# Written request:
Tally the lines in the listing below that include "color". Answer with the count and nothing more.

# Data rows:
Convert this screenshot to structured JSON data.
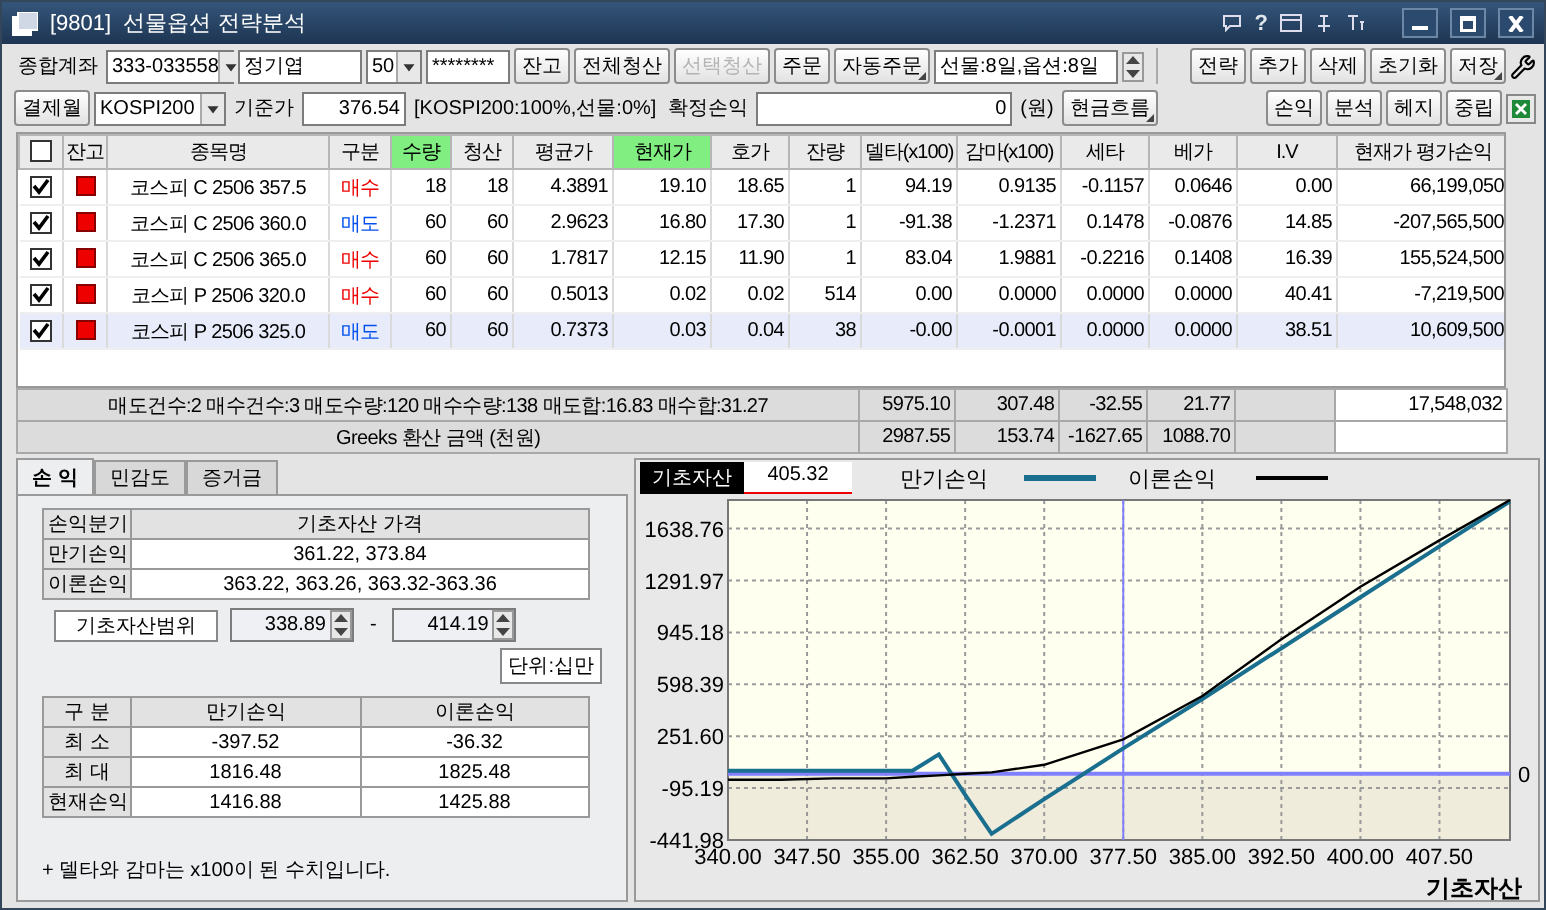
{
  "window": {
    "title": "[9801]  선물옵션 전략분석",
    "help": "?"
  },
  "toolbar": {
    "account_label": "종합계좌",
    "account": "333-033558",
    "name": "정기엽",
    "count": "50",
    "password": "********",
    "buttons": [
      {
        "label": "잔고",
        "disabled": false,
        "menu": false
      },
      {
        "label": "전체청산",
        "disabled": false,
        "menu": false
      },
      {
        "label": "선택청산",
        "disabled": true,
        "menu": false
      },
      {
        "label": "주문",
        "disabled": false,
        "menu": false
      },
      {
        "label": "자동주문",
        "disabled": false,
        "menu": true
      }
    ],
    "days": "선물:8일,옵션:8일",
    "right_buttons": [
      {
        "label": "전략",
        "disabled": false,
        "menu": false
      },
      {
        "label": "추가",
        "disabled": false,
        "menu": false
      },
      {
        "label": "삭제",
        "disabled": false,
        "menu": false
      },
      {
        "label": "초기화",
        "disabled": false,
        "menu": false
      },
      {
        "label": "저장",
        "disabled": false,
        "menu": true
      }
    ],
    "month_button": "결제월",
    "underlying": "KOSPI200",
    "base_label": "기준가",
    "base_price": "376.54",
    "ratio": "[KOSPI200:100%,선물:0%]",
    "realized_label": "확정손익",
    "realized": "0",
    "unit": "(원)",
    "cashflow_button": "현금흐름",
    "right_buttons2": [
      {
        "label": "손익",
        "disabled": false,
        "menu": false
      },
      {
        "label": "분석",
        "disabled": false,
        "menu": false
      },
      {
        "label": "헤지",
        "disabled": false,
        "menu": false
      },
      {
        "label": "중립",
        "disabled": false,
        "menu": false
      }
    ]
  },
  "table": {
    "all_checked": false,
    "columns": [
      {
        "label": "잔고",
        "highlight": false
      },
      {
        "label": "종목명",
        "highlight": false
      },
      {
        "label": "구분",
        "highlight": false
      },
      {
        "label": "수량",
        "highlight": true
      },
      {
        "label": "청산",
        "highlight": false
      },
      {
        "label": "평균가",
        "highlight": false
      },
      {
        "label": "현재가",
        "highlight": true
      },
      {
        "label": "호가",
        "highlight": false
      },
      {
        "label": "잔량",
        "highlight": false
      },
      {
        "label": "델타(x100)",
        "highlight": false
      },
      {
        "label": "감마(x100)",
        "highlight": false
      },
      {
        "label": "세타",
        "highlight": false
      },
      {
        "label": "베가",
        "highlight": false
      },
      {
        "label": "I.V",
        "highlight": false
      },
      {
        "label": "현재가 평가손익",
        "highlight": false
      }
    ],
    "rows": [
      {
        "checked": true,
        "selected": false,
        "kind": "buy",
        "cells": [
          "",
          "코스피 C 2506 357.5",
          "매수",
          "18",
          "18",
          "4.3891",
          "19.10",
          "18.65",
          "1",
          "94.19",
          "0.9135",
          "-0.1157",
          "0.0646",
          "0.00",
          "66,199,050"
        ]
      },
      {
        "checked": true,
        "selected": false,
        "kind": "sell",
        "cells": [
          "",
          "코스피 C 2506 360.0",
          "매도",
          "60",
          "60",
          "2.9623",
          "16.80",
          "17.30",
          "1",
          "-91.38",
          "-1.2371",
          "0.1478",
          "-0.0876",
          "14.85",
          "-207,565,500"
        ]
      },
      {
        "checked": true,
        "selected": false,
        "kind": "buy",
        "cells": [
          "",
          "코스피 C 2506 365.0",
          "매수",
          "60",
          "60",
          "1.7817",
          "12.15",
          "11.90",
          "1",
          "83.04",
          "1.9881",
          "-0.2216",
          "0.1408",
          "16.39",
          "155,524,500"
        ]
      },
      {
        "checked": true,
        "selected": false,
        "kind": "buy",
        "cells": [
          "",
          "코스피 P 2506 320.0",
          "매수",
          "60",
          "60",
          "0.5013",
          "0.02",
          "0.02",
          "514",
          "0.00",
          "0.0000",
          "0.0000",
          "0.0000",
          "40.41",
          "-7,219,500"
        ]
      },
      {
        "checked": true,
        "selected": true,
        "kind": "sell",
        "cells": [
          "",
          "코스피 P 2506 325.0",
          "매도",
          "60",
          "60",
          "0.7373",
          "0.03",
          "0.04",
          "38",
          "-0.00",
          "-0.0001",
          "0.0000",
          "0.0000",
          "38.51",
          "10,609,500"
        ]
      }
    ],
    "summary": [
      {
        "text": "매도건수:2 매수건수:3 매도수량:120 매수수량:138 매도합:16.83 매수합:31.27",
        "cells": [
          "5975.10",
          "307.48",
          "-32.55",
          "21.77"
        ],
        "pnl": "17,548,032"
      },
      {
        "text": "Greeks 환산 금액 (천원)",
        "cells": [
          "2987.55",
          "153.74",
          "-1627.65",
          "1088.70"
        ]
      }
    ]
  },
  "panel": {
    "tabs": [
      {
        "label": "손 익",
        "selected": true
      },
      {
        "label": "민감도",
        "selected": false
      },
      {
        "label": "증거금",
        "selected": false
      }
    ],
    "breakeven": {
      "columns": [
        "손익분기",
        "기초자산 가격"
      ],
      "rows": [
        {
          "label": "만기손익",
          "value": "361.22, 373.84"
        },
        {
          "label": "이론손익",
          "value": "363.22, 363.26, 363.32-363.36"
        }
      ]
    },
    "range": {
      "label": "기초자산범위",
      "from": "338.89",
      "separator": "-",
      "to": "414.19"
    },
    "unit": "단위:십만",
    "stats": {
      "columns": [
        "구 분",
        "만기손익",
        "이론손익"
      ],
      "rows": [
        [
          "최 소",
          "-397.52",
          "-36.32"
        ],
        [
          "최 대",
          "1816.48",
          "1825.48"
        ],
        [
          "현재손익",
          "1416.88",
          "1425.88"
        ]
      ]
    },
    "note": "+ 델타와 감마는 x100이 된 수치입니다."
  },
  "chart": {
    "cursor": {
      "label": "기초자산",
      "value": "405.32"
    },
    "chart_data": {
      "type": "line",
      "xlabel": "기초자산",
      "x": [
        340,
        345,
        350,
        355,
        357.5,
        360,
        362.5,
        365,
        370,
        377.5,
        385,
        392.5,
        400,
        407.5,
        414.19
      ],
      "series": [
        {
          "name": "만기손익",
          "color": "#1a6f8f",
          "values": [
            20,
            20,
            20,
            20,
            20,
            130,
            -140,
            -400,
            -170,
            170,
            500,
            840,
            1180,
            1520,
            1820
          ]
        },
        {
          "name": "이론손익",
          "color": "#000000",
          "values": [
            -40,
            -40,
            -30,
            -30,
            -20,
            -10,
            0,
            10,
            60,
            230,
            520,
            900,
            1250,
            1560,
            1830
          ]
        }
      ],
      "xlim": [
        340,
        414.19
      ],
      "ylim": [
        -441.98,
        1830
      ],
      "grid": true,
      "legend": "top",
      "xticks": [
        {
          "value": 340,
          "label": "340.00"
        },
        {
          "value": 347.5,
          "label": "347.50"
        },
        {
          "value": 355,
          "label": "355.00"
        },
        {
          "value": 362.5,
          "label": "362.50"
        },
        {
          "value": 370,
          "label": "370.00"
        },
        {
          "value": 377.5,
          "label": "377.50"
        },
        {
          "value": 385,
          "label": "385.00"
        },
        {
          "value": 392.5,
          "label": "392.50"
        },
        {
          "value": 400,
          "label": "400.00"
        },
        {
          "value": 407.5,
          "label": "407.50"
        }
      ],
      "yticks": [
        {
          "value": -441.98,
          "label": "-441.98"
        },
        {
          "value": -95.19,
          "label": "-95.19"
        },
        {
          "value": 251.6,
          "label": "251.60"
        },
        {
          "value": 598.39,
          "label": "598.39"
        },
        {
          "value": 945.18,
          "label": "945.18"
        },
        {
          "value": 1291.97,
          "label": "1291.97"
        },
        {
          "value": 1638.76,
          "label": "1638.76"
        }
      ],
      "bands": [
        {
          "axis": "y",
          "from": 0,
          "to": 1830,
          "color": "#fffff0"
        },
        {
          "axis": "y",
          "from": -441.98,
          "to": 0,
          "color": "#efecdc"
        }
      ],
      "ref_lines": [
        {
          "axis": "y",
          "value": 0,
          "label": "0"
        },
        {
          "axis": "x",
          "value": 377.5
        }
      ]
    }
  }
}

# Completed task:
4